Data records:
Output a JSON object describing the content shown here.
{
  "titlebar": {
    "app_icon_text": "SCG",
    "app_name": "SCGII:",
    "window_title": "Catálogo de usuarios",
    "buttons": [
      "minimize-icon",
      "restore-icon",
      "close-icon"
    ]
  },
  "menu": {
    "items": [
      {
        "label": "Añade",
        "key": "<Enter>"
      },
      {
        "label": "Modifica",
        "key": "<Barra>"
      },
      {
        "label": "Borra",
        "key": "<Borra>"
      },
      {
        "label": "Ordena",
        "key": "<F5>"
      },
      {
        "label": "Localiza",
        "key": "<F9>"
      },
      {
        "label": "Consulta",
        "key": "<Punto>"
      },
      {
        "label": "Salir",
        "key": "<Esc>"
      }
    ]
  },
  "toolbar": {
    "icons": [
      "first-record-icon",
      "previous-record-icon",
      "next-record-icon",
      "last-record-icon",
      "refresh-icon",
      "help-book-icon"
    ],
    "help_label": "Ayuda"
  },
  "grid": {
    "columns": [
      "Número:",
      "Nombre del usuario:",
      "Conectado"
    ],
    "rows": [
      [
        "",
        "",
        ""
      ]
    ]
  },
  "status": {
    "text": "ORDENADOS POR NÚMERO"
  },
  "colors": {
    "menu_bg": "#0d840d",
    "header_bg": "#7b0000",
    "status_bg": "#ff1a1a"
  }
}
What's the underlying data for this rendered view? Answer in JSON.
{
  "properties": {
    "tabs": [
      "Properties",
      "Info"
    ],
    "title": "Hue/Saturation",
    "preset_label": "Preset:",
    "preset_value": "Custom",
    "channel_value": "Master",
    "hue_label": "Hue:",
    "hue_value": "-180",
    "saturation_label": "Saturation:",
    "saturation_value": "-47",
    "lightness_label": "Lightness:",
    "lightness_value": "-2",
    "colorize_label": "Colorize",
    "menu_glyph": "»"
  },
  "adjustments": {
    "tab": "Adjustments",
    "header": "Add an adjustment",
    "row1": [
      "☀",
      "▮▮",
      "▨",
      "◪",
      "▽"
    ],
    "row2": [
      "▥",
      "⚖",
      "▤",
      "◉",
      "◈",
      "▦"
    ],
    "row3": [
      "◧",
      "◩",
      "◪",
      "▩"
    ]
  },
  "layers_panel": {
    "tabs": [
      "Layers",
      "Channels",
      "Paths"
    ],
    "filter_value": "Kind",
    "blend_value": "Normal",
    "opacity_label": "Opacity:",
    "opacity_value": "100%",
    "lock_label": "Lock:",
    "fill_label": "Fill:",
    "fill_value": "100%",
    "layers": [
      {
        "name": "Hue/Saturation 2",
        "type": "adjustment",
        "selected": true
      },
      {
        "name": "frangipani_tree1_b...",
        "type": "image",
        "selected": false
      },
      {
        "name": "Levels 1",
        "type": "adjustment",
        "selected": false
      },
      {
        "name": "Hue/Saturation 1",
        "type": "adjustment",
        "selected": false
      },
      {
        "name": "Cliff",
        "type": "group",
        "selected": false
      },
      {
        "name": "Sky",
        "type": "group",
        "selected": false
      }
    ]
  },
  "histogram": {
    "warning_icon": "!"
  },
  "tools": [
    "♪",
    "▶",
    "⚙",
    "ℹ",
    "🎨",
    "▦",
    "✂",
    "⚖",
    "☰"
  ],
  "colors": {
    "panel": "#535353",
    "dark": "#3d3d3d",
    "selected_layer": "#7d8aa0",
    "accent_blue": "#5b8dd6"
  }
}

WRITTEN INSTRUCTION: Go through the records above and set each one down exactly, please.

EXERCISE RESULT:
Output a JSON object describing the content shown here.
{
  "titlebar": {
    "app_icon_text": "SCG",
    "app_name": "SCGII:",
    "window_title": "Catálogo de usuarios",
    "buttons": [
      "minimize-icon",
      "restore-icon",
      "close-icon"
    ]
  },
  "menu": {
    "items": [
      {
        "label": "Añade",
        "key": "<Enter>"
      },
      {
        "label": "Modifica",
        "key": "<Barra>"
      },
      {
        "label": "Borra",
        "key": "<Borra>"
      },
      {
        "label": "Ordena",
        "key": "<F5>"
      },
      {
        "label": "Localiza",
        "key": "<F9>"
      },
      {
        "label": "Consulta",
        "key": "<Punto>"
      },
      {
        "label": "Salir",
        "key": "<Esc>"
      }
    ]
  },
  "toolbar": {
    "icons": [
      "first-record-icon",
      "previous-record-icon",
      "next-record-icon",
      "last-record-icon",
      "refresh-icon",
      "help-book-icon"
    ],
    "help_label": "Ayuda"
  },
  "grid": {
    "columns": [
      "Número:",
      "Nombre del usuario:",
      "Conectado"
    ],
    "rows": [
      [
        "",
        "",
        ""
      ]
    ]
  },
  "status": {
    "text": "ORDENADOS POR NÚMERO"
  },
  "colors": {
    "menu_bg": "#0d840d",
    "header_bg": "#7b0000",
    "status_bg": "#ff1a1a"
  }
}
What's the underlying data for this rendered view? Answer in JSON.
{
  "properties": {
    "tabs": [
      "Properties",
      "Info"
    ],
    "title": "Hue/Saturation",
    "preset_label": "Preset:",
    "preset_value": "Custom",
    "channel_value": "Master",
    "hue_label": "Hue:",
    "hue_value": "-180",
    "saturation_label": "Saturation:",
    "saturation_value": "-47",
    "lightness_label": "Lightness:",
    "lightness_value": "-2",
    "colorize_label": "Colorize",
    "menu_glyph": "»"
  },
  "adjustments": {
    "tab": "Adjustments",
    "header": "Add an adjustment",
    "row1": [
      "☀",
      "▮▮",
      "▨",
      "◪",
      "▽"
    ],
    "row2": [
      "▥",
      "⚖",
      "▤",
      "◉",
      "◈",
      "▦"
    ],
    "row3": [
      "◧",
      "◩",
      "◪",
      "▩"
    ]
  },
  "layers_panel": {
    "tabs": [
      "Layers",
      "Channels",
      "Paths"
    ],
    "filter_value": "Kind",
    "blend_value": "Normal",
    "opacity_label": "Opacity:",
    "opacity_value": "100%",
    "lock_label": "Lock:",
    "fill_label": "Fill:",
    "fill_value": "100%",
    "layers": [
      {
        "name": "Hue/Saturation 2",
        "type": "adjustment",
        "selected": true
      },
      {
        "name": "frangipani_tree1_b...",
        "type": "image",
        "selected": false
      },
      {
        "name": "Levels 1",
        "type": "adjustment",
        "selected": false
      },
      {
        "name": "Hue/Saturation 1",
        "type": "adjustment",
        "selected": false
      },
      {
        "name": "Cliff",
        "type": "group",
        "selected": false
      },
      {
        "name": "Sky",
        "type": "group",
        "selected": false
      }
    ]
  },
  "histogram": {
    "warning_icon": "!"
  },
  "tools": [
    "♪",
    "▶",
    "⚙",
    "ℹ",
    "🎨",
    "▦",
    "✂",
    "⚖",
    "☰"
  ],
  "colors": {
    "panel": "#535353",
    "dark": "#3d3d3d",
    "selected_layer": "#7d8aa0",
    "accent_blue": "#5b8dd6"
  }
}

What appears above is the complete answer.